Figure contents as structured data:
———

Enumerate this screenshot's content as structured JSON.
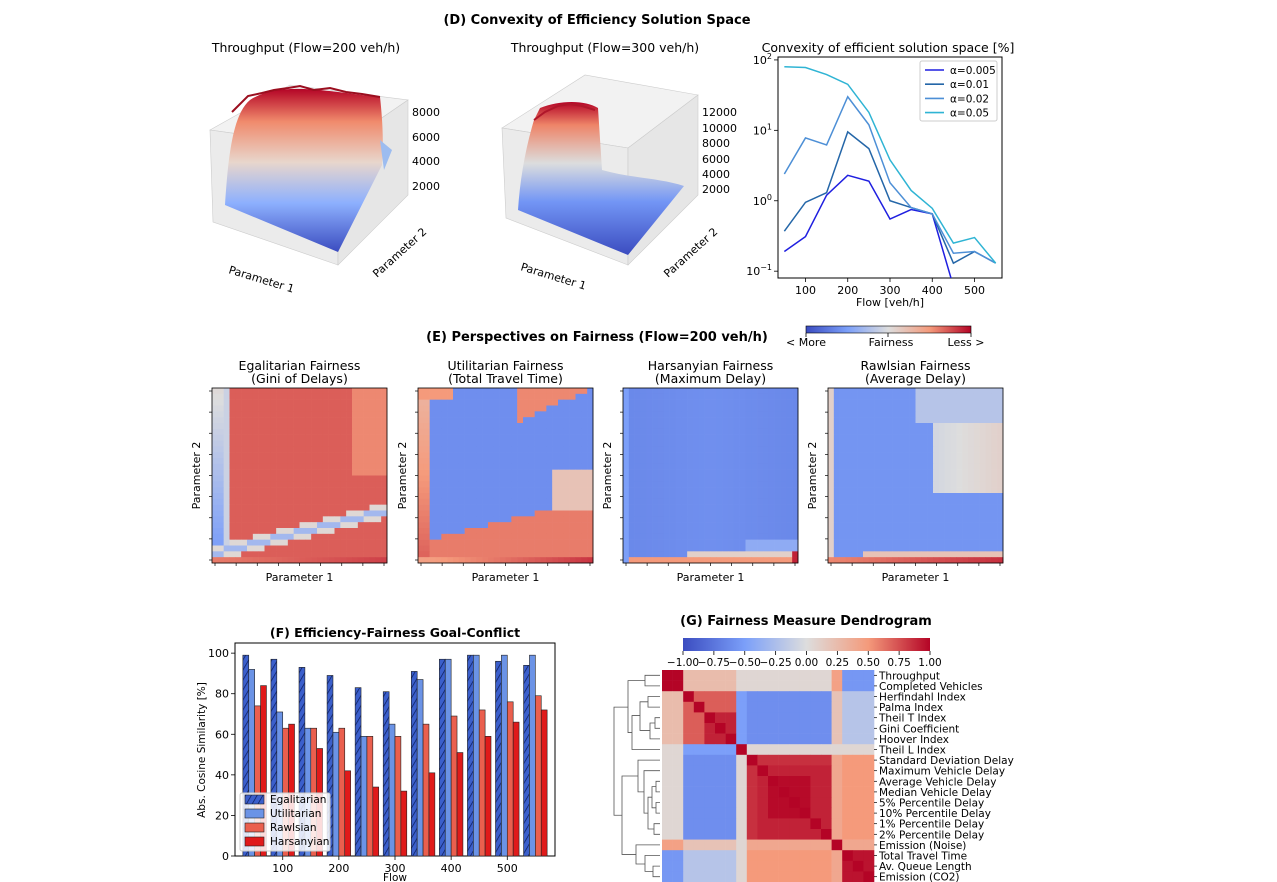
{
  "section_titles": {
    "d": "(D) Convexity of Efficiency Solution Space",
    "e": "(E) Perspectives on Fairness (Flow=200 veh/h)",
    "f": "(F) Efficiency-Fairness Goal-Conflict",
    "g": "(G) Fairness Measure Dendrogram"
  },
  "chart_data": [
    {
      "type": "surface3d",
      "title": "Throughput (Flow=200 veh/h)",
      "xlabel": "Parameter 1",
      "ylabel": "Parameter 2",
      "zticks": [
        "8000",
        "6000",
        "4000",
        "2000"
      ],
      "colormap": "coolwarm"
    },
    {
      "type": "surface3d",
      "title": "Throughput (Flow=300 veh/h)",
      "xlabel": "Parameter 1",
      "ylabel": "Parameter 2",
      "zticks": [
        "12000",
        "10000",
        "8000",
        "6000",
        "4000",
        "2000"
      ],
      "colormap": "coolwarm"
    },
    {
      "type": "line",
      "title": "Convexity of efficient solution space [%]",
      "xlabel": "Flow [veh/h]",
      "ylabel": "",
      "yscale": "log",
      "ylim": [
        0.08,
        110
      ],
      "xlim": [
        35,
        565
      ],
      "xticks": [
        "100",
        "200",
        "300",
        "400",
        "500"
      ],
      "yticks": [
        "10^2",
        "10^1",
        "10^0",
        "10^−1"
      ],
      "legend_position": "upper right",
      "x": [
        50,
        100,
        150,
        200,
        250,
        300,
        350,
        400,
        450,
        500,
        550
      ],
      "series": [
        {
          "name": "α=0.005",
          "color": "#1f1fe0",
          "values": [
            0.19,
            0.31,
            1.2,
            2.3,
            1.9,
            0.55,
            0.75,
            0.65,
            0.061,
            0.061,
            0.061
          ]
        },
        {
          "name": "α=0.01",
          "color": "#2466a8",
          "values": [
            0.37,
            0.95,
            1.3,
            9.5,
            5.5,
            1.0,
            0.8,
            0.65,
            0.13,
            0.19,
            0.13
          ]
        },
        {
          "name": "α=0.02",
          "color": "#4d8fd6",
          "values": [
            2.4,
            7.8,
            6.2,
            30,
            12,
            1.8,
            0.8,
            0.65,
            0.18,
            0.19,
            0.13
          ]
        },
        {
          "name": "α=0.05",
          "color": "#2fb4d4",
          "values": [
            80,
            78,
            62,
            45,
            18,
            3.8,
            1.4,
            0.78,
            0.25,
            0.3,
            0.13
          ]
        }
      ]
    },
    {
      "type": "heatmap",
      "title_line1": "Egalitarian Fairness",
      "title_line2": "(Gini of Delays)",
      "xlabel": "Parameter 1",
      "ylabel": "Parameter 2",
      "colormap": "coolwarm"
    },
    {
      "type": "heatmap",
      "title_line1": "Utilitarian Fairness",
      "title_line2": "(Total Travel Time)",
      "xlabel": "Parameter 1",
      "ylabel": "Parameter 2",
      "colormap": "coolwarm"
    },
    {
      "type": "heatmap",
      "title_line1": "Harsanyian Fairness",
      "title_line2": "(Maximum Delay)",
      "xlabel": "Parameter 1",
      "ylabel": "Parameter 2",
      "colormap": "coolwarm"
    },
    {
      "type": "heatmap",
      "title_line1": "Rawlsian Fairness",
      "title_line2": "(Average Delay)",
      "xlabel": "Parameter 1",
      "ylabel": "Parameter 2",
      "colormap": "coolwarm"
    },
    {
      "type": "bar",
      "title": "(F) Efficiency-Fairness Goal-Conflict",
      "xlabel": "Flow",
      "ylabel": "Abs. Cosine Similarity [%]",
      "ylim": [
        0,
        105
      ],
      "xlim": [
        15,
        585
      ],
      "yticks": [
        "0",
        "20",
        "40",
        "60",
        "80",
        "100"
      ],
      "xticks": [
        "100",
        "200",
        "300",
        "400",
        "500"
      ],
      "legend_position": "lower left",
      "categories": [
        50,
        100,
        150,
        200,
        250,
        300,
        350,
        400,
        450,
        500,
        550
      ],
      "series": [
        {
          "name": "Egalitarian",
          "color": "#3b5fcc",
          "hatch": true,
          "values": [
            99,
            97,
            93,
            89,
            83,
            81,
            91,
            97,
            99,
            96,
            94
          ]
        },
        {
          "name": "Utilitarian",
          "color": "#6b93e6",
          "hatch": false,
          "values": [
            92,
            71,
            63,
            61,
            59,
            65,
            87,
            97,
            99,
            99,
            99
          ]
        },
        {
          "name": "Rawlsian",
          "color": "#ea5f4e",
          "hatch": false,
          "values": [
            74,
            63,
            63,
            63,
            59,
            59,
            65,
            69,
            72,
            76,
            79
          ]
        },
        {
          "name": "Harsanyian",
          "color": "#e01a1a",
          "hatch": false,
          "values": [
            84,
            65,
            53,
            42,
            34,
            32,
            41,
            51,
            59,
            66,
            72
          ]
        }
      ]
    },
    {
      "type": "heatmap",
      "title": "(G) Fairness Measure Dendrogram",
      "colorbar_ticks": [
        "−1.00",
        "−0.75",
        "−0.50",
        "−0.25",
        "0.00",
        "0.25",
        "0.50",
        "0.75",
        "1.00"
      ],
      "row_labels": [
        "Throughput",
        "Completed Vehicles",
        "Herfindahl Index",
        "Palma Index",
        "Theil T Index",
        "Gini Coefficient",
        "Hoover Index",
        "Theil L Index",
        "Standard Deviation Delay",
        "Maximum Vehicle Delay",
        "Average Vehicle Delay",
        "Median Vehicle Delay",
        "5% Percentile Delay",
        "10% Percentile Delay",
        "1% Percentile Delay",
        "2% Percentile Delay",
        "Emission (Noise)",
        "Total Travel Time",
        "Av. Queue Length",
        "Emission (CO2)"
      ]
    }
  ],
  "fairness_colorbar": {
    "left_label": "< More",
    "center_label": "Fairness",
    "right_label": "Less >"
  }
}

———

Written instruction:
Show the lines from the data above that contain the string "Time".

The answer:
      "title_line2": "(Total Travel Time)",
        "Total Travel Time",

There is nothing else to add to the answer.